What needs to be done:
Word for word, quote all of the material, omitting the pictures.

— START Listing —

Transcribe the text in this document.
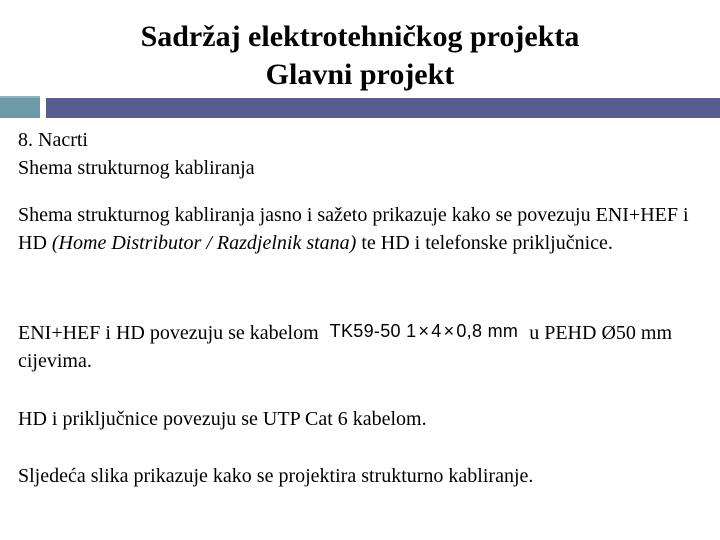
Sadržaj elektrotehničkog projekta
Glavni projekt
8. Nacrti
Shema strukturnog kabliranja

Shema strukturnog kabliranja jasno i sažeto prikazuje kako se povezuju ENI+HEF i HD (Home Distributor / Razdjelnik stana) te HD i telefonske priključnice.

ENI+HEF i HD povezuju se kabelom TK59-50 1 × 4 × 0,8 mm u PEHD Ø50 mm cijevima.

HD i priključnice povezuju se UTP Cat 6 kabelom.

Sljedeća slika prikazuje kako se projektira strukturno kabliranje.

— END Listing —

Task result:
Transcribe the text in this document.
Sadržaj elektrotehničkog projekta
Glavni projekt
8. Nacrti
Shema strukturnog kabliranja

Shema strukturnog kabliranja jasno i sažeto prikazuje kako se povezuju ENI+HEF i HD (Home Distributor / Razdjelnik stana) te HD i telefonske priključnice.

ENI+HEF i HD povezuju se kabelom TK59-50 1 × 4 × 0,8 mm u PEHD Ø50 mm cijevima.

HD i priključnice povezuju se UTP Cat 6 kabelom.

Sljedeća slika prikazuje kako se projektira strukturno kabliranje.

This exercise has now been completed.